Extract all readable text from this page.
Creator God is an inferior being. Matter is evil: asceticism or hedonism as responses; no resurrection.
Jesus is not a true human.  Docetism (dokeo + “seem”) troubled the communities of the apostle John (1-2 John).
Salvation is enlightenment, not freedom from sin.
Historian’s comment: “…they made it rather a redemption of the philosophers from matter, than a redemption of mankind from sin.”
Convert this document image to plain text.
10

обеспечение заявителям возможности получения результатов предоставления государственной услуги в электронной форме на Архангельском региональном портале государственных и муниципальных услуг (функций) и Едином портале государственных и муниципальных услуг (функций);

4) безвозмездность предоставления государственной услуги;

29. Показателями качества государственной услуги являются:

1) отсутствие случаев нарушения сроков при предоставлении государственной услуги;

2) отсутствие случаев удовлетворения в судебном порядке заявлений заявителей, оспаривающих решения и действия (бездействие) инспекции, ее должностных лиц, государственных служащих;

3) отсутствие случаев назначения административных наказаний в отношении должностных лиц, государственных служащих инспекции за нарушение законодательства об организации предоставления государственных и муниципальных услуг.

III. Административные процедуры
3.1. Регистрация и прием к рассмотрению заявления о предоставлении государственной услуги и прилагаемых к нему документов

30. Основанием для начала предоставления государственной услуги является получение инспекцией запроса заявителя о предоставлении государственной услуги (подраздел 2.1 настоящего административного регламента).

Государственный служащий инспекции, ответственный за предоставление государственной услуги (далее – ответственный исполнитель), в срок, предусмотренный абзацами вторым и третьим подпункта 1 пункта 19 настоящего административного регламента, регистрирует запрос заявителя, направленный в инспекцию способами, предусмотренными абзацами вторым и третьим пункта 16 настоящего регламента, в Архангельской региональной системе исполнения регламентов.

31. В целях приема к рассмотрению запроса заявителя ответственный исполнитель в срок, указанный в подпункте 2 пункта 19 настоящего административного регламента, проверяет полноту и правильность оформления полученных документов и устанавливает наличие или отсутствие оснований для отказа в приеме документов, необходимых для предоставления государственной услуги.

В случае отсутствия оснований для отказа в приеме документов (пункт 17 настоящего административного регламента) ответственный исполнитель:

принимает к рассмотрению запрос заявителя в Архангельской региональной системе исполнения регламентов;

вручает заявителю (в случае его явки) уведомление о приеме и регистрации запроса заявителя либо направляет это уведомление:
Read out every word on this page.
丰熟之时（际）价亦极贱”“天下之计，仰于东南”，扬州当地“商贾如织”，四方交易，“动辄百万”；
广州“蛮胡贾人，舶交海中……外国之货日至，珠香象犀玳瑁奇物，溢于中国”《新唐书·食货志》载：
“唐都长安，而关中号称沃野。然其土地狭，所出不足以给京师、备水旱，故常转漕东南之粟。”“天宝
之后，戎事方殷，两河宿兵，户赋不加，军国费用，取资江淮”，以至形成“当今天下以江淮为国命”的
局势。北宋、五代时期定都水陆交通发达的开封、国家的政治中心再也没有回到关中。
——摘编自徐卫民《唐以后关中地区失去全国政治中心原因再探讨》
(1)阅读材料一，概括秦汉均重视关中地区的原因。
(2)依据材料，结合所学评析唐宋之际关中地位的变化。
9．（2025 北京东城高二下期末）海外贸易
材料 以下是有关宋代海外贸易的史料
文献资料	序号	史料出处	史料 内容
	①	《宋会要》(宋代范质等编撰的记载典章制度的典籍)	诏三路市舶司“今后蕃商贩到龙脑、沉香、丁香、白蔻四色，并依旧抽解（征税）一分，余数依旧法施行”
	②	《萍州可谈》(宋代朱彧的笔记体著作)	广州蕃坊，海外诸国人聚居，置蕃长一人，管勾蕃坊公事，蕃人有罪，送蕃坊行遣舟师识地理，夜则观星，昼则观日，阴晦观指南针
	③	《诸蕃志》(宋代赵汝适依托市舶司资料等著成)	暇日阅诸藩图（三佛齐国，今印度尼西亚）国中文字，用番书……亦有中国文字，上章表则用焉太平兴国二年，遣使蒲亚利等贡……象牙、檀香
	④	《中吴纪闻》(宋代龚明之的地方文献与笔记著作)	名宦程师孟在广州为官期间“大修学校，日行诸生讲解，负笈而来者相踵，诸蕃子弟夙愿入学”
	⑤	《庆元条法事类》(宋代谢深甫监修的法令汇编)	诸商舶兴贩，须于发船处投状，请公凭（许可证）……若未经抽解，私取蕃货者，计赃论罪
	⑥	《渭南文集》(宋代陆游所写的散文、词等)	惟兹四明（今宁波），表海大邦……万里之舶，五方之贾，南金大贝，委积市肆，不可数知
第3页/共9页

· · · · · · ·

Retype the listing. Match it exactly.

Extract all readable text from this page.
Creator God is an inferior being. Matter is evil: asceticism or hedonism as responses; no resurrection.
Jesus is not a true human.  Docetism (dokeo + “seem”) troubled the communities of the apostle John (1-2 John).
Salvation is enlightenment, not freedom from sin.
Historian’s comment: “…they made it rather a redemption of the philosophers from matter, than a redemption of mankind from sin.”
Convert this document image to plain text.
10

обеспечение заявителям возможности получения результатов предоставления государственной услуги в электронной форме на Архангельском региональном портале государственных и муниципальных услуг (функций) и Едином портале государственных и муниципальных услуг (функций);

4) безвозмездность предоставления государственной услуги;

29. Показателями качества государственной услуги являются:

1) отсутствие случаев нарушения сроков при предоставлении государственной услуги;

2) отсутствие случаев удовлетворения в судебном порядке заявлений заявителей, оспаривающих решения и действия (бездействие) инспекции, ее должностных лиц, государственных служащих;

3) отсутствие случаев назначения административных наказаний в отношении должностных лиц, государственных служащих инспекции за нарушение законодательства об организации предоставления государственных и муниципальных услуг.

III. Административные процедуры
3.1. Регистрация и прием к рассмотрению заявления о предоставлении государственной услуги и прилагаемых к нему документов

30. Основанием для начала предоставления государственной услуги является получение инспекцией запроса заявителя о предоставлении государственной услуги (подраздел 2.1 настоящего административного регламента).

Государственный служащий инспекции, ответственный за предоставление государственной услуги (далее – ответственный исполнитель), в срок, предусмотренный абзацами вторым и третьим подпункта 1 пункта 19 настоящего административного регламента, регистрирует запрос заявителя, направленный в инспекцию способами, предусмотренными абзацами вторым и третьим пункта 16 настоящего регламента, в Архангельской региональной системе исполнения регламентов.

31. В целях приема к рассмотрению запроса заявителя ответственный исполнитель в срок, указанный в подпункте 2 пункта 19 настоящего административного регламента, проверяет полноту и правильность оформления полученных документов и устанавливает наличие или отсутствие оснований для отказа в приеме документов, необходимых для предоставления государственной услуги.

В случае отсутствия оснований для отказа в приеме документов (пункт 17 настоящего административного регламента) ответственный исполнитель:

принимает к рассмотрению запрос заявителя в Архангельской региональной системе исполнения регламентов;

вручает заявителю (в случае его явки) уведомление о приеме и регистрации запроса заявителя либо направляет это уведомление:
Read out every word on this page.
丰熟之时（际）价亦极贱”“天下之计，仰于东南”，扬州当地“商贾如织”，四方交易，“动辄百万”；
广州“蛮胡贾人，舶交海中……外国之货日至，珠香象犀玳瑁奇物，溢于中国”《新唐书·食货志》载：
“唐都长安，而关中号称沃野。然其土地狭，所出不足以给京师、备水旱，故常转漕东南之粟。”“天宝
之后，戎事方殷，两河宿兵，户赋不加，军国费用，取资江淮”，以至形成“当今天下以江淮为国命”的
局势。北宋、五代时期定都水陆交通发达的开封、国家的政治中心再也没有回到关中。
——摘编自徐卫民《唐以后关中地区失去全国政治中心原因再探讨》
(1)阅读材料一，概括秦汉均重视关中地区的原因。
(2)依据材料，结合所学评析唐宋之际关中地位的变化。
9．（2025 北京东城高二下期末）海外贸易
材料 以下是有关宋代海外贸易的史料
文献资料	序号	史料出处	史料 内容
	①	《宋会要》(宋代范质等编撰的记载典章制度的典籍)	诏三路市舶司“今后蕃商贩到龙脑、沉香、丁香、白蔻四色，并依旧抽解（征税）一分，余数依旧法施行”
	②	《萍州可谈》(宋代朱彧的笔记体著作)	广州蕃坊，海外诸国人聚居，置蕃长一人，管勾蕃坊公事，蕃人有罪，送蕃坊行遣舟师识地理，夜则观星，昼则观日，阴晦观指南针
	③	《诸蕃志》(宋代赵汝适依托市舶司资料等著成)	暇日阅诸藩图（三佛齐国，今印度尼西亚）国中文字，用番书……亦有中国文字，上章表则用焉太平兴国二年，遣使蒲亚利等贡……象牙、檀香
	④	《中吴纪闻》(宋代龚明之的地方文献与笔记著作)	名宦程师孟在广州为官期间“大修学校，日行诸生讲解，负笈而来者相踵，诸蕃子弟夙愿入学”
	⑤	《庆元条法事类》(宋代谢深甫监修的法令汇编)	诸商舶兴贩，须于发船处投状，请公凭（许可证）……若未经抽解，私取蕃货者，计赃论罪
	⑥	《渭南文集》(宋代陆游所写的散文、词等)	惟兹四明（今宁波），表海大邦……万里之舶，五方之贾，南金大贝，委积市肆，不可数知
第3页/共9页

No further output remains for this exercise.